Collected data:
# # # #

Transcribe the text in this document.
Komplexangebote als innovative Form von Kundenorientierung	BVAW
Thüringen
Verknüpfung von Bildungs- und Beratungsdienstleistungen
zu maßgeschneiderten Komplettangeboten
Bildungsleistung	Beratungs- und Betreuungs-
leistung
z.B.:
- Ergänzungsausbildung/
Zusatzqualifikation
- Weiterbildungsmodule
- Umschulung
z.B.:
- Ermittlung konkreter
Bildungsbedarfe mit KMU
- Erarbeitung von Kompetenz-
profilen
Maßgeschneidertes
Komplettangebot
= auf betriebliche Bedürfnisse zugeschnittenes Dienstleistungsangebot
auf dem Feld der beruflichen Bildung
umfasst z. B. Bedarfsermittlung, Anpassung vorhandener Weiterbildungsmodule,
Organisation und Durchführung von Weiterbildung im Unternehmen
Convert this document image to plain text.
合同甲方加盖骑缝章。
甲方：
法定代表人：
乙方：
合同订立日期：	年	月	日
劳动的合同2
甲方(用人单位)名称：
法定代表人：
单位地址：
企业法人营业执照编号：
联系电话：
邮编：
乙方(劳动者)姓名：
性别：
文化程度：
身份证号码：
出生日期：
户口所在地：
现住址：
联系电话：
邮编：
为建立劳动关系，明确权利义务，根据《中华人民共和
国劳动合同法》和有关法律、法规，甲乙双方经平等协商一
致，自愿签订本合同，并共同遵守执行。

# # # #

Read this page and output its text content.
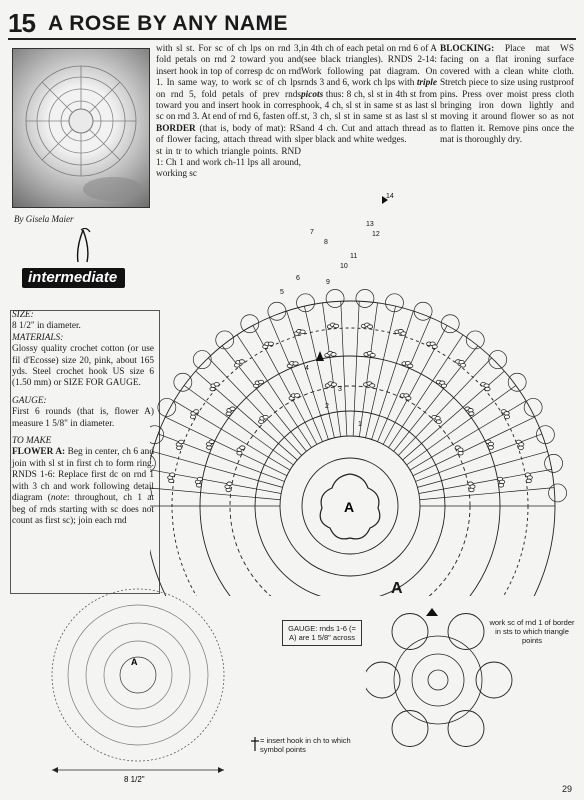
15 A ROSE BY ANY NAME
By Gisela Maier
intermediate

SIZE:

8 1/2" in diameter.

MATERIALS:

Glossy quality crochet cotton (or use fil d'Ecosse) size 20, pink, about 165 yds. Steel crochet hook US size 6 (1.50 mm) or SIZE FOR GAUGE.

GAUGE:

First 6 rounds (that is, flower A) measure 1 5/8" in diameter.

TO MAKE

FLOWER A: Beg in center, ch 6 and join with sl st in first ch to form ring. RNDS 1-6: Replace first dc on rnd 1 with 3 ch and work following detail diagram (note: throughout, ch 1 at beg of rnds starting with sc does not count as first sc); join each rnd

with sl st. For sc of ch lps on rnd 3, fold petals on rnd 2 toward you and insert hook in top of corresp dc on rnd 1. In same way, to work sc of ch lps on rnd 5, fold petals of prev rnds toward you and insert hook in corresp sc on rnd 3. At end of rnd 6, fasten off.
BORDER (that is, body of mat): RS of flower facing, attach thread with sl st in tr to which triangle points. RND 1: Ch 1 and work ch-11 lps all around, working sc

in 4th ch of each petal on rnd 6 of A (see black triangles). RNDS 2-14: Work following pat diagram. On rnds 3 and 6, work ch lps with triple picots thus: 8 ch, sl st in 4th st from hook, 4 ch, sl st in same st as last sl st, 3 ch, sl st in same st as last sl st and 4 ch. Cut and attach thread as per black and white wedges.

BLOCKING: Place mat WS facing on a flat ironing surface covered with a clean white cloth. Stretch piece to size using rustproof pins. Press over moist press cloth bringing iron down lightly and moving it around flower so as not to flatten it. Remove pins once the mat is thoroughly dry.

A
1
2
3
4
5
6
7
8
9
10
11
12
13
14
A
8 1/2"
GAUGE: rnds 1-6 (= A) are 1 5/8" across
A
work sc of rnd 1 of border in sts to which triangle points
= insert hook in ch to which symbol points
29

# # # #

_REQUIRED WORK_
Check each line of the records for the word "diagram", and show the lines that contain it.

_FINAL ANSWER_
FLOWER A: Beg in center, ch 6 and join with sl st in first ch to form ring. RNDS 1-6: Replace first dc on rnd 1 with 3 ch and work following detail diagram (note: throughout, ch 1 at beg of rnds starting with sc does not count as first sc); join each rnd
in 4th ch of each petal on rnd 6 of A (see black triangles). RNDS 2-14: Work following pat diagram. On rnds 3 and 6, work ch lps with triple picots thus: 8 ch, sl st in 4th st from hook, 4 ch, sl st in same st as last sl st, 3 ch, sl st in same st as last sl st and 4 ch. Cut and attach thread as per black and white wedges.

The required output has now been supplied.